Written request:
Repeat the listing in full. Nothing may be added or left out.

Start of Given entries

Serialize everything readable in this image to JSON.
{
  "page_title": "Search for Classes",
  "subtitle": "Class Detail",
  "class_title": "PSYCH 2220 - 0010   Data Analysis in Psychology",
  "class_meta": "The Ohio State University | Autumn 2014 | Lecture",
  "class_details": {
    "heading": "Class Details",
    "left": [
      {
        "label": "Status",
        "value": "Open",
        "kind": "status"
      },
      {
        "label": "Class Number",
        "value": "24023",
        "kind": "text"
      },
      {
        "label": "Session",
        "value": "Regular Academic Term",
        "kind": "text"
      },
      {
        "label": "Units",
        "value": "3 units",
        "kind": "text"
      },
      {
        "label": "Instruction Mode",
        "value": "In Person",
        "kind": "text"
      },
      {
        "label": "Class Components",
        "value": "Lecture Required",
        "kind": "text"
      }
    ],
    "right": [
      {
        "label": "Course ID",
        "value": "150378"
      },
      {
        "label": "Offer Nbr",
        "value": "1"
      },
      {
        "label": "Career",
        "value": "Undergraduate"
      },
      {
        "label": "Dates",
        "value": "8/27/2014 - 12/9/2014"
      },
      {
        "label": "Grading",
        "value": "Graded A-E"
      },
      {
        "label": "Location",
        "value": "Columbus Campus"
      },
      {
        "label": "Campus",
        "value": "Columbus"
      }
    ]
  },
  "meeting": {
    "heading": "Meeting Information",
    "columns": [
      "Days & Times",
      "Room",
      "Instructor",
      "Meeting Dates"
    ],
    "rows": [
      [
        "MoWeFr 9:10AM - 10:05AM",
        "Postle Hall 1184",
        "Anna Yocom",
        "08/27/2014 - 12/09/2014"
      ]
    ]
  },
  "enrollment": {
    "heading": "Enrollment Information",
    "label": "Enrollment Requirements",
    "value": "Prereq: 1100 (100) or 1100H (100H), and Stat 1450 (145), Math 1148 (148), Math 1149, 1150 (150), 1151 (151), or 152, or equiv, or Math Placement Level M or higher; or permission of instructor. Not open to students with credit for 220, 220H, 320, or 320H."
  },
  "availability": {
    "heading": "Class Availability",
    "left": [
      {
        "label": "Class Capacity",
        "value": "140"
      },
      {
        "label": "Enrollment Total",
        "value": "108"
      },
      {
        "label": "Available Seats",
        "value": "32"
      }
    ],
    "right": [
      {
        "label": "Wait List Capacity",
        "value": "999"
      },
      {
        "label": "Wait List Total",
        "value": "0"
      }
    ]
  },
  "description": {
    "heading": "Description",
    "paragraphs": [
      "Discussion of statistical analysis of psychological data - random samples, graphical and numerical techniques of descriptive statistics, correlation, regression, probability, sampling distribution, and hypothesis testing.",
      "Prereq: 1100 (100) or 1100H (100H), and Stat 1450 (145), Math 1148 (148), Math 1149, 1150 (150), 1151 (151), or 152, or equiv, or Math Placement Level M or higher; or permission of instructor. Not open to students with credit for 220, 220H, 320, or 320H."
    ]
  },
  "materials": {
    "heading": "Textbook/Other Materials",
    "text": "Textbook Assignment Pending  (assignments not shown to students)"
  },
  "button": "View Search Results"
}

End of Given entries

Solution to this exercise:
Serialize everything readable in this image to JSON.
{
  "page_title": "Search for Classes",
  "subtitle": "Class Detail",
  "class_title": "PSYCH 2220 - 0010   Data Analysis in Psychology",
  "class_meta": "The Ohio State University | Autumn 2014 | Lecture",
  "class_details": {
    "heading": "Class Details",
    "left": [
      {
        "label": "Status",
        "value": "Open",
        "kind": "status"
      },
      {
        "label": "Class Number",
        "value": "24023",
        "kind": "text"
      },
      {
        "label": "Session",
        "value": "Regular Academic Term",
        "kind": "text"
      },
      {
        "label": "Units",
        "value": "3 units",
        "kind": "text"
      },
      {
        "label": "Instruction Mode",
        "value": "In Person",
        "kind": "text"
      },
      {
        "label": "Class Components",
        "value": "Lecture Required",
        "kind": "text"
      }
    ],
    "right": [
      {
        "label": "Course ID",
        "value": "150378"
      },
      {
        "label": "Offer Nbr",
        "value": "1"
      },
      {
        "label": "Career",
        "value": "Undergraduate"
      },
      {
        "label": "Dates",
        "value": "8/27/2014 - 12/9/2014"
      },
      {
        "label": "Grading",
        "value": "Graded A-E"
      },
      {
        "label": "Location",
        "value": "Columbus Campus"
      },
      {
        "label": "Campus",
        "value": "Columbus"
      }
    ]
  },
  "meeting": {
    "heading": "Meeting Information",
    "columns": [
      "Days & Times",
      "Room",
      "Instructor",
      "Meeting Dates"
    ],
    "rows": [
      [
        "MoWeFr 9:10AM - 10:05AM",
        "Postle Hall 1184",
        "Anna Yocom",
        "08/27/2014 - 12/09/2014"
      ]
    ]
  },
  "enrollment": {
    "heading": "Enrollment Information",
    "label": "Enrollment Requirements",
    "value": "Prereq: 1100 (100) or 1100H (100H), and Stat 1450 (145), Math 1148 (148), Math 1149, 1150 (150), 1151 (151), or 152, or equiv, or Math Placement Level M or higher; or permission of instructor. Not open to students with credit for 220, 220H, 320, or 320H."
  },
  "availability": {
    "heading": "Class Availability",
    "left": [
      {
        "label": "Class Capacity",
        "value": "140"
      },
      {
        "label": "Enrollment Total",
        "value": "108"
      },
      {
        "label": "Available Seats",
        "value": "32"
      }
    ],
    "right": [
      {
        "label": "Wait List Capacity",
        "value": "999"
      },
      {
        "label": "Wait List Total",
        "value": "0"
      }
    ]
  },
  "description": {
    "heading": "Description",
    "paragraphs": [
      "Discussion of statistical analysis of psychological data - random samples, graphical and numerical techniques of descriptive statistics, correlation, regression, probability, sampling distribution, and hypothesis testing.",
      "Prereq: 1100 (100) or 1100H (100H), and Stat 1450 (145), Math 1148 (148), Math 1149, 1150 (150), 1151 (151), or 152, or equiv, or Math Placement Level M or higher; or permission of instructor. Not open to students with credit for 220, 220H, 320, or 320H."
    ]
  },
  "materials": {
    "heading": "Textbook/Other Materials",
    "text": "Textbook Assignment Pending  (assignments not shown to students)"
  },
  "button": "View Search Results"
}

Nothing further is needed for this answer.